§ Task prompt: Extract each line of the data and write it out again exactly.

= = = = = = =

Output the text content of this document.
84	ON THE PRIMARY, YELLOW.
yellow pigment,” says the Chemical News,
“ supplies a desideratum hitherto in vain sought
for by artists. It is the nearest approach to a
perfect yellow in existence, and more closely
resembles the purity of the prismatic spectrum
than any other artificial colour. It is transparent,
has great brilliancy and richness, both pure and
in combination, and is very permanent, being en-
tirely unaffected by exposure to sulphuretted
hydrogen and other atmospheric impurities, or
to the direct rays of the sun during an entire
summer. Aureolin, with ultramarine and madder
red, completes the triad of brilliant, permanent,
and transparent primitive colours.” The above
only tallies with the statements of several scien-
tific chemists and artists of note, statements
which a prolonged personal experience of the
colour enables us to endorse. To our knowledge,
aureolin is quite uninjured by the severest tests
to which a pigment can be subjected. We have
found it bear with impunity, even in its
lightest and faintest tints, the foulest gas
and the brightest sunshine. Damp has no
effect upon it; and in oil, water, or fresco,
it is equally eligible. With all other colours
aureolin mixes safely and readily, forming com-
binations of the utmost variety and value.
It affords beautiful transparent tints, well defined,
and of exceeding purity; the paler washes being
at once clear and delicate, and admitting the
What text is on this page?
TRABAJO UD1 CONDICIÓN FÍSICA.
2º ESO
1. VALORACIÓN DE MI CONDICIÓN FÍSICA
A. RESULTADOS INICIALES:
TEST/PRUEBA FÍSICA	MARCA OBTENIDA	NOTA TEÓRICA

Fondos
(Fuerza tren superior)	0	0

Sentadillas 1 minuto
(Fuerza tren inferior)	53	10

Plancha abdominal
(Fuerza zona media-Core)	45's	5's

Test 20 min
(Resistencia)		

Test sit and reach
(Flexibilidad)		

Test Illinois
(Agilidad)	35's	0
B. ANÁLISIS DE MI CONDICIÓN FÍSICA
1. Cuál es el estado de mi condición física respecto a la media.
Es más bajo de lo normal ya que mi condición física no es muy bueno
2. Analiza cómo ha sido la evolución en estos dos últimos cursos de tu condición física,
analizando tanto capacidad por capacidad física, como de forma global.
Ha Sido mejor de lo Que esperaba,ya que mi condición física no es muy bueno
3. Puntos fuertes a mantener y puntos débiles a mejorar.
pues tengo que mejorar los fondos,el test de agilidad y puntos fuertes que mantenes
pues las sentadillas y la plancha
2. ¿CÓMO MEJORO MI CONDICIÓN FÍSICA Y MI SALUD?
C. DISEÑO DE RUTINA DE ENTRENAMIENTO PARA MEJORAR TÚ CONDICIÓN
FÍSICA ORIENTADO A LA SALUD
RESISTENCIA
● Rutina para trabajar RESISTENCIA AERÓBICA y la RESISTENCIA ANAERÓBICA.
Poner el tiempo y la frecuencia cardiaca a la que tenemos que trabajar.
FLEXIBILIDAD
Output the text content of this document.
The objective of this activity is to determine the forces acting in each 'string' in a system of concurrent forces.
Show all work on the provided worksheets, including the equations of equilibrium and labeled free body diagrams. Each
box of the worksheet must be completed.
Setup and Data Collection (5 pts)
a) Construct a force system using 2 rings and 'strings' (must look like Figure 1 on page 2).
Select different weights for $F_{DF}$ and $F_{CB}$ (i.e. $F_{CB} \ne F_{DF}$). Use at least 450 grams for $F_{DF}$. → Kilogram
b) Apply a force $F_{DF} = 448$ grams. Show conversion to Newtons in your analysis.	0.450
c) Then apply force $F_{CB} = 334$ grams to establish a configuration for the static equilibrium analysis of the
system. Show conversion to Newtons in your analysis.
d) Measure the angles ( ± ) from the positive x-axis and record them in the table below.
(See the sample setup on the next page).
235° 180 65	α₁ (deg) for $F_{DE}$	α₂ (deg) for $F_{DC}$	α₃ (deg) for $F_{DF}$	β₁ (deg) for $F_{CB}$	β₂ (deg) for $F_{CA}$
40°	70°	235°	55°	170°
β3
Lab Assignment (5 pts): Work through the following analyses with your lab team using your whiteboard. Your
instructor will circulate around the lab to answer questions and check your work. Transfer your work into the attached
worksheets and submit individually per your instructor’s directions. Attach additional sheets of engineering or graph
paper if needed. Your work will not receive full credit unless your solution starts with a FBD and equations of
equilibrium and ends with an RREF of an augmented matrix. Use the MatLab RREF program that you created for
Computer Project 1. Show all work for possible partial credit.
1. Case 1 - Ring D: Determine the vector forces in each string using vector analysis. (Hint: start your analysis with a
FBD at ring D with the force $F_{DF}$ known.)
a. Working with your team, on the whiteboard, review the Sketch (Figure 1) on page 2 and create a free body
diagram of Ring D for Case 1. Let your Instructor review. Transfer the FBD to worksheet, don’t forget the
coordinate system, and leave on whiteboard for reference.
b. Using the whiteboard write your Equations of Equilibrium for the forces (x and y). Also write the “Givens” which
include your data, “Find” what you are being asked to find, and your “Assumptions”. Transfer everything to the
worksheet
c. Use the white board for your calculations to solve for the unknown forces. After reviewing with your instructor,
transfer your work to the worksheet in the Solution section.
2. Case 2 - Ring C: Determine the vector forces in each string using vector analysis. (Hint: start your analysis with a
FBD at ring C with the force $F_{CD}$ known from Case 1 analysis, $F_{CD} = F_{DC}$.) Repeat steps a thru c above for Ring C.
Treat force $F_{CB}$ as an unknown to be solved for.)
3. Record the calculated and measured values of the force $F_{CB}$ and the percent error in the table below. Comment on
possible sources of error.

= = = = = = =

§ Exercise response:
Output the text content of this document.
84	ON THE PRIMARY, YELLOW.
yellow pigment,” says the Chemical News,
“ supplies a desideratum hitherto in vain sought
for by artists. It is the nearest approach to a
perfect yellow in existence, and more closely
resembles the purity of the prismatic spectrum
than any other artificial colour. It is transparent,
has great brilliancy and richness, both pure and
in combination, and is very permanent, being en-
tirely unaffected by exposure to sulphuretted
hydrogen and other atmospheric impurities, or
to the direct rays of the sun during an entire
summer. Aureolin, with ultramarine and madder
red, completes the triad of brilliant, permanent,
and transparent primitive colours.” The above
only tallies with the statements of several scien-
tific chemists and artists of note, statements
which a prolonged personal experience of the
colour enables us to endorse. To our knowledge,
aureolin is quite uninjured by the severest tests
to which a pigment can be subjected. We have
found it bear with impunity, even in its
lightest and faintest tints, the foulest gas
and the brightest sunshine. Damp has no
effect upon it; and in oil, water, or fresco,
it is equally eligible. With all other colours
aureolin mixes safely and readily, forming com-
binations of the utmost variety and value.
It affords beautiful transparent tints, well defined,
and of exceeding purity; the paler washes being
at once clear and delicate, and admitting the
What text is on this page?
TRABAJO UD1 CONDICIÓN FÍSICA.
2º ESO
1. VALORACIÓN DE MI CONDICIÓN FÍSICA
A. RESULTADOS INICIALES:
TEST/PRUEBA FÍSICA	MARCA OBTENIDA	NOTA TEÓRICA

Fondos
(Fuerza tren superior)	0	0

Sentadillas 1 minuto
(Fuerza tren inferior)	53	10

Plancha abdominal
(Fuerza zona media-Core)	45's	5's

Test 20 min
(Resistencia)		

Test sit and reach
(Flexibilidad)		

Test Illinois
(Agilidad)	35's	0
B. ANÁLISIS DE MI CONDICIÓN FÍSICA
1. Cuál es el estado de mi condición física respecto a la media.
Es más bajo de lo normal ya que mi condición física no es muy bueno
2. Analiza cómo ha sido la evolución en estos dos últimos cursos de tu condición física,
analizando tanto capacidad por capacidad física, como de forma global.
Ha Sido mejor de lo Que esperaba,ya que mi condición física no es muy bueno
3. Puntos fuertes a mantener y puntos débiles a mejorar.
pues tengo que mejorar los fondos,el test de agilidad y puntos fuertes que mantenes
pues las sentadillas y la plancha
2. ¿CÓMO MEJORO MI CONDICIÓN FÍSICA Y MI SALUD?
C. DISEÑO DE RUTINA DE ENTRENAMIENTO PARA MEJORAR TÚ CONDICIÓN
FÍSICA ORIENTADO A LA SALUD
RESISTENCIA
● Rutina para trabajar RESISTENCIA AERÓBICA y la RESISTENCIA ANAERÓBICA.
Poner el tiempo y la frecuencia cardiaca a la que tenemos que trabajar.
FLEXIBILIDAD
Output the text content of this document.
The objective of this activity is to determine the forces acting in each 'string' in a system of concurrent forces.
Show all work on the provided worksheets, including the equations of equilibrium and labeled free body diagrams. Each
box of the worksheet must be completed.
Setup and Data Collection (5 pts)
a) Construct a force system using 2 rings and 'strings' (must look like Figure 1 on page 2).
Select different weights for $F_{DF}$ and $F_{CB}$ (i.e. $F_{CB} \ne F_{DF}$). Use at least 450 grams for $F_{DF}$. → Kilogram
b) Apply a force $F_{DF} = 448$ grams. Show conversion to Newtons in your analysis.	0.450
c) Then apply force $F_{CB} = 334$ grams to establish a configuration for the static equilibrium analysis of the
system. Show conversion to Newtons in your analysis.
d) Measure the angles ( ± ) from the positive x-axis and record them in the table below.
(See the sample setup on the next page).
235° 180 65	α₁ (deg) for $F_{DE}$	α₂ (deg) for $F_{DC}$	α₃ (deg) for $F_{DF}$	β₁ (deg) for $F_{CB}$	β₂ (deg) for $F_{CA}$
40°	70°	235°	55°	170°
β3
Lab Assignment (5 pts): Work through the following analyses with your lab team using your whiteboard. Your
instructor will circulate around the lab to answer questions and check your work. Transfer your work into the attached
worksheets and submit individually per your instructor’s directions. Attach additional sheets of engineering or graph
paper if needed. Your work will not receive full credit unless your solution starts with a FBD and equations of
equilibrium and ends with an RREF of an augmented matrix. Use the MatLab RREF program that you created for
Computer Project 1. Show all work for possible partial credit.
1. Case 1 - Ring D: Determine the vector forces in each string using vector analysis. (Hint: start your analysis with a
FBD at ring D with the force $F_{DF}$ known.)
a. Working with your team, on the whiteboard, review the Sketch (Figure 1) on page 2 and create a free body
diagram of Ring D for Case 1. Let your Instructor review. Transfer the FBD to worksheet, don’t forget the
coordinate system, and leave on whiteboard for reference.
b. Using the whiteboard write your Equations of Equilibrium for the forces (x and y). Also write the “Givens” which
include your data, “Find” what you are being asked to find, and your “Assumptions”. Transfer everything to the
worksheet
c. Use the white board for your calculations to solve for the unknown forces. After reviewing with your instructor,
transfer your work to the worksheet in the Solution section.
2. Case 2 - Ring C: Determine the vector forces in each string using vector analysis. (Hint: start your analysis with a
FBD at ring C with the force $F_{CD}$ known from Case 1 analysis, $F_{CD} = F_{DC}$.) Repeat steps a thru c above for Ring C.
Treat force $F_{CB}$ as an unknown to be solved for.)
3. Record the calculated and measured values of the force $F_{CB}$ and the percent error in the table below. Comment on
possible sources of error.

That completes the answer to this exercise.